*** MATERIAL PROVIDED

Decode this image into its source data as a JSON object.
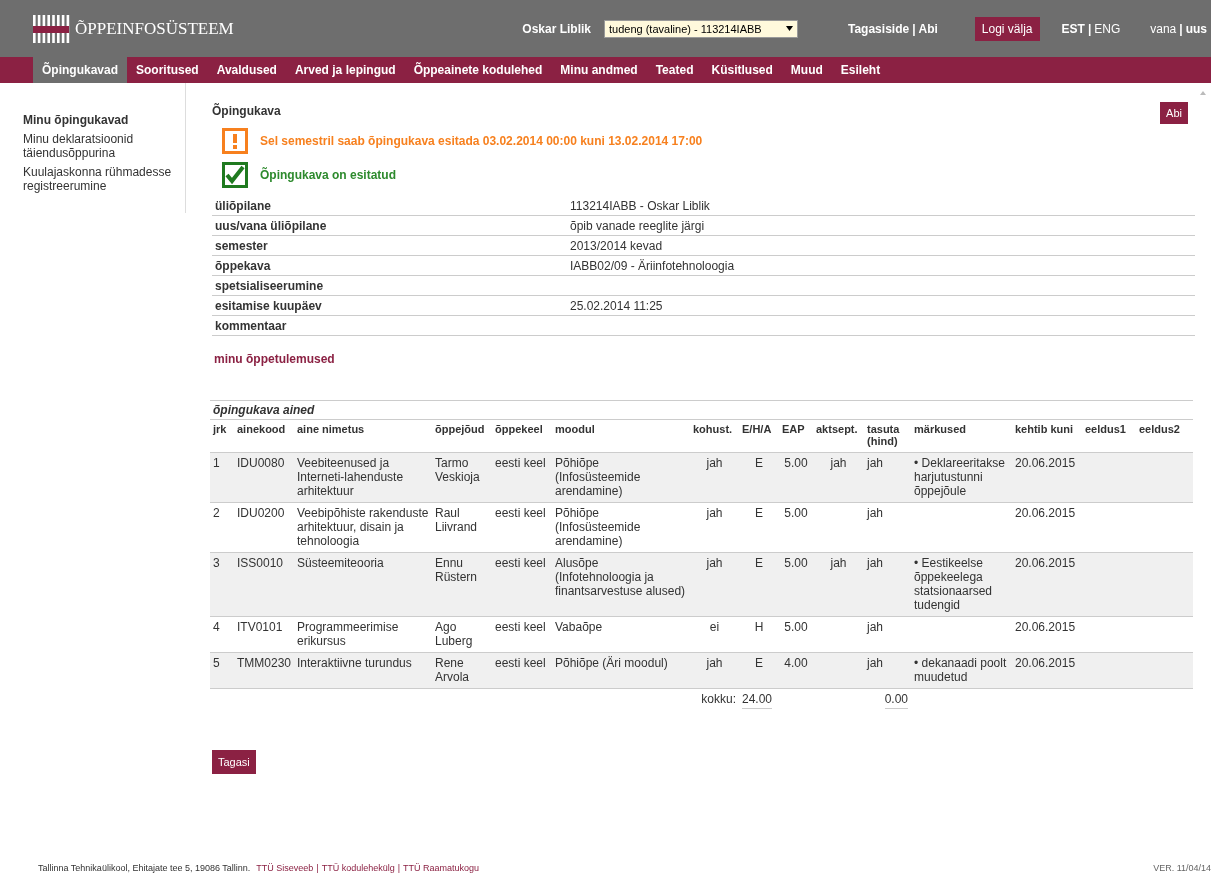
{
  "header": {
    "logo_text": "ÕPPEINFOSÜSTEEM",
    "user_name": "Oskar Liblik",
    "role_select": "tudeng (tavaline) - 113214IABB",
    "links": [
      "Tagasiside",
      "Abi"
    ],
    "link_separator": "|",
    "language_separator": "|",
    "version_separator": "|",
    "logout": "Logi välja",
    "languages": [
      {
        "label": "EST",
        "selected": true
      },
      {
        "label": "ENG",
        "selected": false
      }
    ],
    "versions": [
      {
        "label": "vana",
        "selected": false
      },
      {
        "label": "uus",
        "selected": true
      }
    ]
  },
  "nav": [
    {
      "label": "Õpingukavad",
      "selected": true
    },
    {
      "label": "Sooritused",
      "selected": false
    },
    {
      "label": "Avaldused",
      "selected": false
    },
    {
      "label": "Arved ja lepingud",
      "selected": false
    },
    {
      "label": "Õppeainete kodulehed",
      "selected": false
    },
    {
      "label": "Minu andmed",
      "selected": false
    },
    {
      "label": "Teated",
      "selected": false
    },
    {
      "label": "Küsitlused",
      "selected": false
    },
    {
      "label": "Muud",
      "selected": false
    },
    {
      "label": "Esileht",
      "selected": false
    }
  ],
  "sidebar": [
    {
      "label": "Minu õpingukavad",
      "selected": true
    },
    {
      "label": "Minu deklaratsioonid täiendusõppurina",
      "selected": false
    },
    {
      "label": "Kuulajaskonna rühmadesse registreerumine",
      "selected": false
    }
  ],
  "page_title": "Õpingukava",
  "help_button": "Abi",
  "notices": [
    {
      "kind": "warning",
      "text": "Sel semestril saab õpingukava esitada 03.02.2014 00:00 kuni 13.02.2014 17:00"
    },
    {
      "kind": "success",
      "text": "Õpingukava on esitatud"
    }
  ],
  "info": [
    {
      "label": "üliõpilane",
      "value": "113214IABB - Oskar Liblik"
    },
    {
      "label": "uus/vana üliõpilane",
      "value": "õpib vanade reeglite järgi"
    },
    {
      "label": "semester",
      "value": "2013/2014 kevad"
    },
    {
      "label": "õppekava",
      "value": "IABB02/09 - Äriinfotehnoloogia"
    },
    {
      "label": "spetsialiseerumine"
    },
    {
      "label": "esitamise kuupäev",
      "value": "25.02.2014 11:25"
    },
    {
      "label": "kommentaar"
    }
  ],
  "results_link": "minu õppetulemused",
  "table": {
    "caption": "õpingukava ained",
    "columns": [
      "jrk",
      "ainekood",
      "aine nimetus",
      "õppejõud",
      "õppekeel",
      "moodul",
      "kohust.",
      "E/H/A",
      "EAP",
      "aktsept.",
      "tasuta (hind)",
      "märkused",
      "kehtib kuni",
      "eeldus1",
      "eeldus2"
    ],
    "rows": [
      {
        "cells": [
          "1",
          "IDU0080",
          "Veebiteenused ja Interneti-lahenduste arhitektuur",
          "Tarmo Veskioja",
          "eesti keel",
          "Põhiõpe (Infosüsteemide arendamine)",
          "jah",
          "E",
          "5.00",
          "jah",
          "jah",
          "• Deklareeritakse harjutustunni õppejõule",
          "20.06.2015",
          "",
          ""
        ]
      },
      {
        "cells": [
          "2",
          "IDU0200",
          "Veebipõhiste rakenduste arhitektuur, disain ja tehnoloogia",
          "Raul Liivrand",
          "eesti keel",
          "Põhiõpe (Infosüsteemide arendamine)",
          "jah",
          "E",
          "5.00",
          "",
          "jah",
          "",
          "20.06.2015",
          "",
          ""
        ]
      },
      {
        "cells": [
          "3",
          "ISS0010",
          "Süsteemiteooria",
          "Ennu Rüstern",
          "eesti keel",
          "Alusõpe (Infotehnoloogia ja finantsarvestuse alused)",
          "jah",
          "E",
          "5.00",
          "jah",
          "jah",
          "• Eestikeelse õppekeelega statsionaarsed tudengid",
          "20.06.2015",
          "",
          ""
        ]
      },
      {
        "cells": [
          "4",
          "ITV0101",
          "Programmeerimise erikursus",
          "Ago Luberg",
          "eesti keel",
          "Vabaõpe",
          "ei",
          "H",
          "5.00",
          "",
          "jah",
          "",
          "20.06.2015",
          "",
          ""
        ]
      },
      {
        "cells": [
          "5",
          "TMM0230",
          "Interaktiivne turundus",
          "Rene Arvola",
          "eesti keel",
          "Põhiõpe (Äri moodul)",
          "jah",
          "E",
          "4.00",
          "",
          "jah",
          "• dekanaadi poolt muudetud",
          "20.06.2015",
          "",
          ""
        ]
      }
    ],
    "total_label": "kokku:",
    "total_eap": "24.00",
    "total_price": "0.00"
  },
  "back_button": "Tagasi",
  "footer": {
    "address": "Tallinna Tehnikaülikool, Ehitajate tee 5, 19086 Tallinn.",
    "links": [
      "TTÜ Siseveeb",
      "TTÜ kodulehekülg",
      "TTÜ Raamatukogu"
    ],
    "link_separators": [
      "|",
      "|"
    ],
    "version": "VER. 11/04/14"
  }
}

******

EXERCISE TASK: Using the records given above, list every line that includes the word "üliõpilane".

PROBLEM SOLUTION:
      "label": "üliõpilane",
      "label": "uus/vana üliõpilane",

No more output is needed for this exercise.